Stored data

--- start ---

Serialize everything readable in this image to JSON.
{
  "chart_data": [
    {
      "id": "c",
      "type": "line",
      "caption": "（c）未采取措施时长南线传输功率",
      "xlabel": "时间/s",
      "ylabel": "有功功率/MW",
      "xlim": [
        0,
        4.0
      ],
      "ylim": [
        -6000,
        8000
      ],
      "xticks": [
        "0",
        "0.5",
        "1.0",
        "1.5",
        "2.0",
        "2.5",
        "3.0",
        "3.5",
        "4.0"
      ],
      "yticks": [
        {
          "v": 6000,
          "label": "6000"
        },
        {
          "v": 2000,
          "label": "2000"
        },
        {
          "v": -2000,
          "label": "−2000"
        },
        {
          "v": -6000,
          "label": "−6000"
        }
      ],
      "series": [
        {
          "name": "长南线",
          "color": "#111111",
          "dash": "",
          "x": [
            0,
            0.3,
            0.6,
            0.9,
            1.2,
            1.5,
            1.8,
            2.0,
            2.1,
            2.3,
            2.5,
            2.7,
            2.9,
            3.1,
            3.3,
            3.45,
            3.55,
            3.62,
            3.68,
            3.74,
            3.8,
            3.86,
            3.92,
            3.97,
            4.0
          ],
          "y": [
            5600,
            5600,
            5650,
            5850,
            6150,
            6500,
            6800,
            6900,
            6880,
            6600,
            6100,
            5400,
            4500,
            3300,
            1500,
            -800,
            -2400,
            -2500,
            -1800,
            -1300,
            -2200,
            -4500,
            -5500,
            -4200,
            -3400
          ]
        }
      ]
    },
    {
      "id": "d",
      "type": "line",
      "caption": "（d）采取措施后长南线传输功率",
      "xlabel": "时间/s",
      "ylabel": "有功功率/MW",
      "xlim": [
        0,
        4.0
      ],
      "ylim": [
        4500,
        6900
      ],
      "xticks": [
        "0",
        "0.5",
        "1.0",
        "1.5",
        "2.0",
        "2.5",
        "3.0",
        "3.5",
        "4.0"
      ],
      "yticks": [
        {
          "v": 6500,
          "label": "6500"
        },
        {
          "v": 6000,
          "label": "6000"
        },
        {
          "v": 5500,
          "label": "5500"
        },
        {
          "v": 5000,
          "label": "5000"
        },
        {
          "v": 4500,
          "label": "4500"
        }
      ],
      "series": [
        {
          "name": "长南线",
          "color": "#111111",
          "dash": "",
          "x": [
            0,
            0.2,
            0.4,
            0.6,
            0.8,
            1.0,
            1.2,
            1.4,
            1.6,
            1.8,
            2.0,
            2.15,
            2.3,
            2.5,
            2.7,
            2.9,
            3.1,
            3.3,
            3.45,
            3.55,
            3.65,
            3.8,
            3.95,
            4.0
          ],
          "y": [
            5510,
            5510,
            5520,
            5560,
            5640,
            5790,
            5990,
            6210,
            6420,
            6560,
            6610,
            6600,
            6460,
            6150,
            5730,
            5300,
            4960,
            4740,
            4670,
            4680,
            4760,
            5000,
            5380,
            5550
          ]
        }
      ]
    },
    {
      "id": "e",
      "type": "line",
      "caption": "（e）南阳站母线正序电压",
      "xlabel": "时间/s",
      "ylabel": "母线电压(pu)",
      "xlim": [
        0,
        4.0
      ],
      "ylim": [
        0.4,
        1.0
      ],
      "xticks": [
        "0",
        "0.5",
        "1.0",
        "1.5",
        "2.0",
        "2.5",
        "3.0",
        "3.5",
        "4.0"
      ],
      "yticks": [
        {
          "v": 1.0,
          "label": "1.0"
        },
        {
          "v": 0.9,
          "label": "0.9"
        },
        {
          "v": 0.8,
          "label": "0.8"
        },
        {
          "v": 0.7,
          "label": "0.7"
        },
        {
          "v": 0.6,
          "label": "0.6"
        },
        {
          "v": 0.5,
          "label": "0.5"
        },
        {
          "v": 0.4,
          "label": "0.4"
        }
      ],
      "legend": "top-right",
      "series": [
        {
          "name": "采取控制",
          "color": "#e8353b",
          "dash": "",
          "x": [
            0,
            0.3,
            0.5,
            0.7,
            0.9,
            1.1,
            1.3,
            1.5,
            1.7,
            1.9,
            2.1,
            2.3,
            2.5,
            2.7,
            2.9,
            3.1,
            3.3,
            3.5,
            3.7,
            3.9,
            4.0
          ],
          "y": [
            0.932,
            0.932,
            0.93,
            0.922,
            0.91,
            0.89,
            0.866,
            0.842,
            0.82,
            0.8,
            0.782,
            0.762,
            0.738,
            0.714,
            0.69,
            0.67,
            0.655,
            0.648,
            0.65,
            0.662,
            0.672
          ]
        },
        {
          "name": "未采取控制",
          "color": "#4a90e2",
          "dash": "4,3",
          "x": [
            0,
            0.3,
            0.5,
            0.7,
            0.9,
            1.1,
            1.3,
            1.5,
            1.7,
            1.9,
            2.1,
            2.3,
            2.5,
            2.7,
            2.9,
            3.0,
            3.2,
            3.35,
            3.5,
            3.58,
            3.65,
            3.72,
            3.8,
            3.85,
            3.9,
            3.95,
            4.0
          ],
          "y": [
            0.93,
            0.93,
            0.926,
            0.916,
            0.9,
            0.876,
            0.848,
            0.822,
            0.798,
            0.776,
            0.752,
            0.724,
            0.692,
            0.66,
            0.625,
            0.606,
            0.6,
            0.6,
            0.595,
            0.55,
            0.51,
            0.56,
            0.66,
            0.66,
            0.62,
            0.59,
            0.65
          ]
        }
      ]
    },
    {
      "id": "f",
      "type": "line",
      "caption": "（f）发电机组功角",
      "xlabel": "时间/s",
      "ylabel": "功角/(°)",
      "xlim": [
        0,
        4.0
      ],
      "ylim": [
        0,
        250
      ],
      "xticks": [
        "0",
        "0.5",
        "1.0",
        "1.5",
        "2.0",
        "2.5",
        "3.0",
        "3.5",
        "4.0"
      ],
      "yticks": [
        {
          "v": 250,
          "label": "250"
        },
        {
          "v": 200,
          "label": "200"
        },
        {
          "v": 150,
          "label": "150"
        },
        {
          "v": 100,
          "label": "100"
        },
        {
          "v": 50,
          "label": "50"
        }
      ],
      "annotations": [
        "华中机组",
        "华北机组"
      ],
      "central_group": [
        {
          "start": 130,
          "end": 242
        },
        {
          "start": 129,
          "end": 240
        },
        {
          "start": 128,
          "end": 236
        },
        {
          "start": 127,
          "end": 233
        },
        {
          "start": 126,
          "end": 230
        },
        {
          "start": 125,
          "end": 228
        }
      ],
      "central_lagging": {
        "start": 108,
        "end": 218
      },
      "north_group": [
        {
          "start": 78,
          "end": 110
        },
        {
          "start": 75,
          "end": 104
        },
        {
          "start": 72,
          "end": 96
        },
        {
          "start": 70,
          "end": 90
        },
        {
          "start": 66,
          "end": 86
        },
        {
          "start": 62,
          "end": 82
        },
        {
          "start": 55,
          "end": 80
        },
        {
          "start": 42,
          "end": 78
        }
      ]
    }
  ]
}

--- end ---

→ **Task to complete**: Take the entries above and transcribe them in full.

→ **Exercise result**:
Serialize everything readable in this image to JSON.
{
  "chart_data": [
    {
      "id": "c",
      "type": "line",
      "caption": "（c）未采取措施时长南线传输功率",
      "xlabel": "时间/s",
      "ylabel": "有功功率/MW",
      "xlim": [
        0,
        4.0
      ],
      "ylim": [
        -6000,
        8000
      ],
      "xticks": [
        "0",
        "0.5",
        "1.0",
        "1.5",
        "2.0",
        "2.5",
        "3.0",
        "3.5",
        "4.0"
      ],
      "yticks": [
        {
          "v": 6000,
          "label": "6000"
        },
        {
          "v": 2000,
          "label": "2000"
        },
        {
          "v": -2000,
          "label": "−2000"
        },
        {
          "v": -6000,
          "label": "−6000"
        }
      ],
      "series": [
        {
          "name": "长南线",
          "color": "#111111",
          "dash": "",
          "x": [
            0,
            0.3,
            0.6,
            0.9,
            1.2,
            1.5,
            1.8,
            2.0,
            2.1,
            2.3,
            2.5,
            2.7,
            2.9,
            3.1,
            3.3,
            3.45,
            3.55,
            3.62,
            3.68,
            3.74,
            3.8,
            3.86,
            3.92,
            3.97,
            4.0
          ],
          "y": [
            5600,
            5600,
            5650,
            5850,
            6150,
            6500,
            6800,
            6900,
            6880,
            6600,
            6100,
            5400,
            4500,
            3300,
            1500,
            -800,
            -2400,
            -2500,
            -1800,
            -1300,
            -2200,
            -4500,
            -5500,
            -4200,
            -3400
          ]
        }
      ]
    },
    {
      "id": "d",
      "type": "line",
      "caption": "（d）采取措施后长南线传输功率",
      "xlabel": "时间/s",
      "ylabel": "有功功率/MW",
      "xlim": [
        0,
        4.0
      ],
      "ylim": [
        4500,
        6900
      ],
      "xticks": [
        "0",
        "0.5",
        "1.0",
        "1.5",
        "2.0",
        "2.5",
        "3.0",
        "3.5",
        "4.0"
      ],
      "yticks": [
        {
          "v": 6500,
          "label": "6500"
        },
        {
          "v": 6000,
          "label": "6000"
        },
        {
          "v": 5500,
          "label": "5500"
        },
        {
          "v": 5000,
          "label": "5000"
        },
        {
          "v": 4500,
          "label": "4500"
        }
      ],
      "series": [
        {
          "name": "长南线",
          "color": "#111111",
          "dash": "",
          "x": [
            0,
            0.2,
            0.4,
            0.6,
            0.8,
            1.0,
            1.2,
            1.4,
            1.6,
            1.8,
            2.0,
            2.15,
            2.3,
            2.5,
            2.7,
            2.9,
            3.1,
            3.3,
            3.45,
            3.55,
            3.65,
            3.8,
            3.95,
            4.0
          ],
          "y": [
            5510,
            5510,
            5520,
            5560,
            5640,
            5790,
            5990,
            6210,
            6420,
            6560,
            6610,
            6600,
            6460,
            6150,
            5730,
            5300,
            4960,
            4740,
            4670,
            4680,
            4760,
            5000,
            5380,
            5550
          ]
        }
      ]
    },
    {
      "id": "e",
      "type": "line",
      "caption": "（e）南阳站母线正序电压",
      "xlabel": "时间/s",
      "ylabel": "母线电压(pu)",
      "xlim": [
        0,
        4.0
      ],
      "ylim": [
        0.4,
        1.0
      ],
      "xticks": [
        "0",
        "0.5",
        "1.0",
        "1.5",
        "2.0",
        "2.5",
        "3.0",
        "3.5",
        "4.0"
      ],
      "yticks": [
        {
          "v": 1.0,
          "label": "1.0"
        },
        {
          "v": 0.9,
          "label": "0.9"
        },
        {
          "v": 0.8,
          "label": "0.8"
        },
        {
          "v": 0.7,
          "label": "0.7"
        },
        {
          "v": 0.6,
          "label": "0.6"
        },
        {
          "v": 0.5,
          "label": "0.5"
        },
        {
          "v": 0.4,
          "label": "0.4"
        }
      ],
      "legend": "top-right",
      "series": [
        {
          "name": "采取控制",
          "color": "#e8353b",
          "dash": "",
          "x": [
            0,
            0.3,
            0.5,
            0.7,
            0.9,
            1.1,
            1.3,
            1.5,
            1.7,
            1.9,
            2.1,
            2.3,
            2.5,
            2.7,
            2.9,
            3.1,
            3.3,
            3.5,
            3.7,
            3.9,
            4.0
          ],
          "y": [
            0.932,
            0.932,
            0.93,
            0.922,
            0.91,
            0.89,
            0.866,
            0.842,
            0.82,
            0.8,
            0.782,
            0.762,
            0.738,
            0.714,
            0.69,
            0.67,
            0.655,
            0.648,
            0.65,
            0.662,
            0.672
          ]
        },
        {
          "name": "未采取控制",
          "color": "#4a90e2",
          "dash": "4,3",
          "x": [
            0,
            0.3,
            0.5,
            0.7,
            0.9,
            1.1,
            1.3,
            1.5,
            1.7,
            1.9,
            2.1,
            2.3,
            2.5,
            2.7,
            2.9,
            3.0,
            3.2,
            3.35,
            3.5,
            3.58,
            3.65,
            3.72,
            3.8,
            3.85,
            3.9,
            3.95,
            4.0
          ],
          "y": [
            0.93,
            0.93,
            0.926,
            0.916,
            0.9,
            0.876,
            0.848,
            0.822,
            0.798,
            0.776,
            0.752,
            0.724,
            0.692,
            0.66,
            0.625,
            0.606,
            0.6,
            0.6,
            0.595,
            0.55,
            0.51,
            0.56,
            0.66,
            0.66,
            0.62,
            0.59,
            0.65
          ]
        }
      ]
    },
    {
      "id": "f",
      "type": "line",
      "caption": "（f）发电机组功角",
      "xlabel": "时间/s",
      "ylabel": "功角/(°)",
      "xlim": [
        0,
        4.0
      ],
      "ylim": [
        0,
        250
      ],
      "xticks": [
        "0",
        "0.5",
        "1.0",
        "1.5",
        "2.0",
        "2.5",
        "3.0",
        "3.5",
        "4.0"
      ],
      "yticks": [
        {
          "v": 250,
          "label": "250"
        },
        {
          "v": 200,
          "label": "200"
        },
        {
          "v": 150,
          "label": "150"
        },
        {
          "v": 100,
          "label": "100"
        },
        {
          "v": 50,
          "label": "50"
        }
      ],
      "annotations": [
        "华中机组",
        "华北机组"
      ],
      "central_group": [
        {
          "start": 130,
          "end": 242
        },
        {
          "start": 129,
          "end": 240
        },
        {
          "start": 128,
          "end": 236
        },
        {
          "start": 127,
          "end": 233
        },
        {
          "start": 126,
          "end": 230
        },
        {
          "start": 125,
          "end": 228
        }
      ],
      "central_lagging": {
        "start": 108,
        "end": 218
      },
      "north_group": [
        {
          "start": 78,
          "end": 110
        },
        {
          "start": 75,
          "end": 104
        },
        {
          "start": 72,
          "end": 96
        },
        {
          "start": 70,
          "end": 90
        },
        {
          "start": 66,
          "end": 86
        },
        {
          "start": 62,
          "end": 82
        },
        {
          "start": 55,
          "end": 80
        },
        {
          "start": 42,
          "end": 78
        }
      ]
    }
  ]
}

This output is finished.